━━━ Records provided
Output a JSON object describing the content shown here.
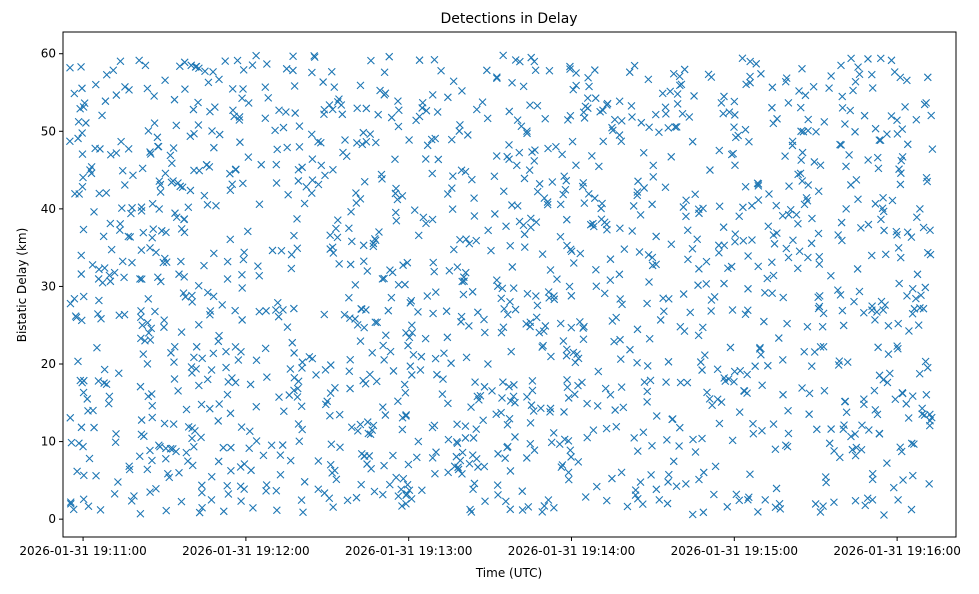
{
  "chart_data": {
    "type": "scatter",
    "title": "Detections in Delay",
    "xlabel": "Time (UTC)",
    "ylabel": "Bistatic Delay (km)",
    "x_origin": "2026-01-31 19:11:00",
    "x_units": "seconds since x_origin",
    "xlim": [
      -7.4,
      321.7
    ],
    "ylim": [
      -2.3,
      62.8
    ],
    "x_ticks": [
      {
        "value": 0,
        "label": "2026-01-31 19:11:00"
      },
      {
        "value": 60,
        "label": "2026-01-31 19:12:00"
      },
      {
        "value": 120,
        "label": "2026-01-31 19:13:00"
      },
      {
        "value": 180,
        "label": "2026-01-31 19:14:00"
      },
      {
        "value": 240,
        "label": "2026-01-31 19:15:00"
      },
      {
        "value": 300,
        "label": "2026-01-31 19:16:00"
      }
    ],
    "y_ticks": [
      {
        "value": 0,
        "label": "0"
      },
      {
        "value": 10,
        "label": "10"
      },
      {
        "value": 20,
        "label": "20"
      },
      {
        "value": 30,
        "label": "30"
      },
      {
        "value": 40,
        "label": "40"
      },
      {
        "value": 50,
        "label": "50"
      },
      {
        "value": 60,
        "label": "60"
      }
    ],
    "series": [
      {
        "name": "detections",
        "marker": "x",
        "color": "#1f77b4",
        "point_count": 1500,
        "distribution": "uniform",
        "x_range": [
          -5,
          313
        ],
        "y_range": [
          0.5,
          59.8
        ],
        "seed": 20260131
      }
    ],
    "grid": false,
    "legend": "none"
  }
}
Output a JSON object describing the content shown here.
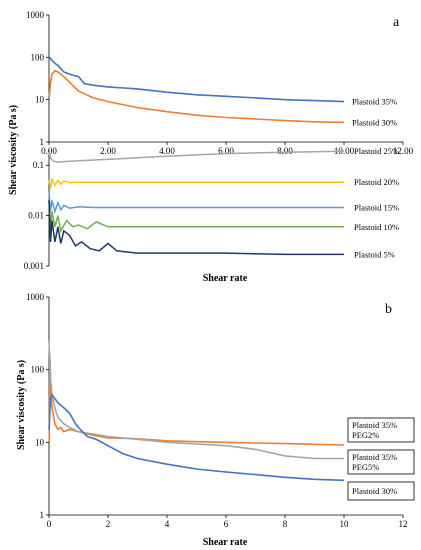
{
  "chart_data": [
    {
      "panel": "a",
      "type": "line",
      "ylabel": "Shear viscosity (Pa s)",
      "xlabel": "Shear rate",
      "xlim": [
        0,
        12
      ],
      "x_ticks": [
        "0.00",
        "2.00",
        "4.00",
        "6.00",
        "8.00",
        "10.00",
        "12.00"
      ],
      "upper": {
        "ylim": [
          1,
          1000
        ],
        "y_ticks": [
          "1",
          "10",
          "100",
          "1000"
        ],
        "series": [
          {
            "name": "Plastoid 35%",
            "color": "#4472C4",
            "x": [
              0.01,
              0.1,
              0.2,
              0.3,
              0.5,
              0.8,
              1.0,
              1.2,
              1.5,
              2.0,
              3.0,
              4.0,
              5.0,
              6.0,
              7.0,
              8.0,
              9.0,
              10.0
            ],
            "y": [
              100,
              85,
              72,
              65,
              45,
              38,
              35,
              24,
              22,
              20,
              18,
              15,
              13,
              12,
              11,
              10,
              9.5,
              9
            ]
          },
          {
            "name": "Plastoid 30%",
            "color": "#ED7D31",
            "x": [
              0.01,
              0.05,
              0.1,
              0.2,
              0.3,
              0.5,
              0.8,
              1.0,
              1.5,
              2.0,
              3.0,
              4.0,
              5.0,
              6.0,
              7.0,
              8.0,
              9.0,
              10.0
            ],
            "y": [
              12,
              25,
              40,
              48,
              45,
              35,
              22,
              16,
              11,
              9,
              6.5,
              5.2,
              4.3,
              3.8,
              3.5,
              3.2,
              3.0,
              2.9
            ]
          }
        ]
      },
      "lower": {
        "ylim": [
          0.001,
          0.2
        ],
        "y_ticks": [
          "0.1",
          "0.01",
          "0.001"
        ],
        "series": [
          {
            "name": "Plastoid 25%",
            "color": "#A5A5A5",
            "x": [
              0.0,
              0.05,
              0.15,
              0.3,
              0.5,
              1.0,
              2.0,
              3.0,
              4.0,
              5.0,
              6.0,
              7.0,
              8.0,
              9.0,
              10.0
            ],
            "y": [
              0.18,
              0.14,
              0.12,
              0.115,
              0.118,
              0.122,
              0.13,
              0.14,
              0.15,
              0.16,
              0.17,
              0.175,
              0.18,
              0.185,
              0.19
            ]
          },
          {
            "name": "Plastoid 20%",
            "color": "#FFC000",
            "x": [
              0.0,
              0.05,
              0.1,
              0.2,
              0.3,
              0.4,
              0.5,
              0.7,
              1.0,
              2.0,
              4.0,
              6.0,
              8.0,
              10.0
            ],
            "y": [
              0.05,
              0.035,
              0.052,
              0.04,
              0.05,
              0.042,
              0.048,
              0.045,
              0.046,
              0.046,
              0.046,
              0.046,
              0.046,
              0.046
            ]
          },
          {
            "name": "Plastoid 15%",
            "color": "#5B9BD5",
            "x": [
              0.0,
              0.05,
              0.1,
              0.2,
              0.3,
              0.4,
              0.5,
              0.7,
              1.0,
              1.5,
              2.0,
              4.0,
              6.0,
              8.0,
              10.0
            ],
            "y": [
              0.03,
              0.012,
              0.02,
              0.012,
              0.018,
              0.013,
              0.016,
              0.014,
              0.015,
              0.0145,
              0.0145,
              0.0145,
              0.0145,
              0.0145,
              0.0145
            ]
          },
          {
            "name": "Plastoid 10%",
            "color": "#70AD47",
            "x": [
              0.0,
              0.05,
              0.1,
              0.2,
              0.3,
              0.4,
              0.6,
              0.8,
              1.0,
              1.3,
              1.6,
              2.0,
              2.5,
              3.0,
              4.0,
              6.0,
              8.0,
              10.0
            ],
            "y": [
              0.02,
              0.006,
              0.012,
              0.006,
              0.01,
              0.005,
              0.008,
              0.006,
              0.0065,
              0.0055,
              0.0075,
              0.006,
              0.006,
              0.006,
              0.006,
              0.006,
              0.006,
              0.006
            ]
          },
          {
            "name": "Plastoid 5%",
            "color": "#1F3864",
            "x": [
              0.0,
              0.05,
              0.1,
              0.2,
              0.3,
              0.4,
              0.5,
              0.7,
              0.9,
              1.1,
              1.4,
              1.7,
              2.0,
              2.3,
              2.6,
              3.0,
              4.0,
              6.0,
              8.0,
              10.0
            ],
            "y": [
              0.02,
              0.003,
              0.008,
              0.003,
              0.006,
              0.0028,
              0.005,
              0.004,
              0.0025,
              0.003,
              0.0022,
              0.002,
              0.0028,
              0.002,
              0.0019,
              0.0018,
              0.0018,
              0.0018,
              0.0017,
              0.0017
            ]
          }
        ]
      }
    },
    {
      "panel": "b",
      "type": "line",
      "ylabel": "Shear viscosity (Pa s)",
      "xlabel": "Shear rate",
      "xlim": [
        0,
        12
      ],
      "ylim": [
        1,
        1000
      ],
      "x_ticks": [
        "0",
        "2",
        "4",
        "6",
        "8",
        "10",
        "12"
      ],
      "y_ticks": [
        "1",
        "10",
        "100",
        "1000"
      ],
      "series": [
        {
          "name": "Plastoid 35% PEG2%",
          "color": "#ED7D31",
          "x": [
            0.01,
            0.03,
            0.06,
            0.1,
            0.2,
            0.3,
            0.4,
            0.5,
            0.7,
            1.0,
            1.5,
            2.0,
            3.0,
            4.0,
            5.0,
            6.0,
            7.0,
            8.0,
            9.0,
            10.0
          ],
          "y": [
            10,
            150,
            60,
            30,
            18,
            15,
            16,
            14,
            15,
            14,
            12.5,
            11.5,
            11.2,
            10.5,
            10.2,
            10,
            9.8,
            9.6,
            9.4,
            9.2
          ]
        },
        {
          "name": "Plastoid 35% PEG5%",
          "color": "#A5A5A5",
          "x": [
            0.0,
            0.05,
            0.1,
            0.2,
            0.3,
            0.5,
            0.7,
            1.0,
            1.5,
            2.0,
            3.0,
            4.0,
            5.0,
            6.0,
            7.0,
            8.0,
            9.0,
            10.0
          ],
          "y": [
            250,
            80,
            45,
            30,
            22,
            18,
            16,
            14,
            13,
            12,
            11,
            10,
            9.5,
            9,
            8,
            6.5,
            6,
            6
          ]
        },
        {
          "name": "Plastoid 30%",
          "color": "#4472C4",
          "x": [
            0.0,
            0.05,
            0.1,
            0.2,
            0.3,
            0.5,
            0.7,
            0.9,
            1.0,
            1.3,
            1.6,
            2.0,
            2.5,
            3.0,
            4.0,
            5.0,
            6.0,
            7.0,
            8.0,
            9.0,
            10.0
          ],
          "y": [
            15,
            40,
            45,
            40,
            35,
            30,
            25,
            18,
            16,
            12,
            11,
            9,
            7,
            6,
            5,
            4.3,
            3.9,
            3.6,
            3.3,
            3.1,
            3
          ]
        }
      ]
    }
  ]
}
━━━━━━
Task — Of all the lines in the material above, how many contain the word "color"? Give only the count.

Correct response — 11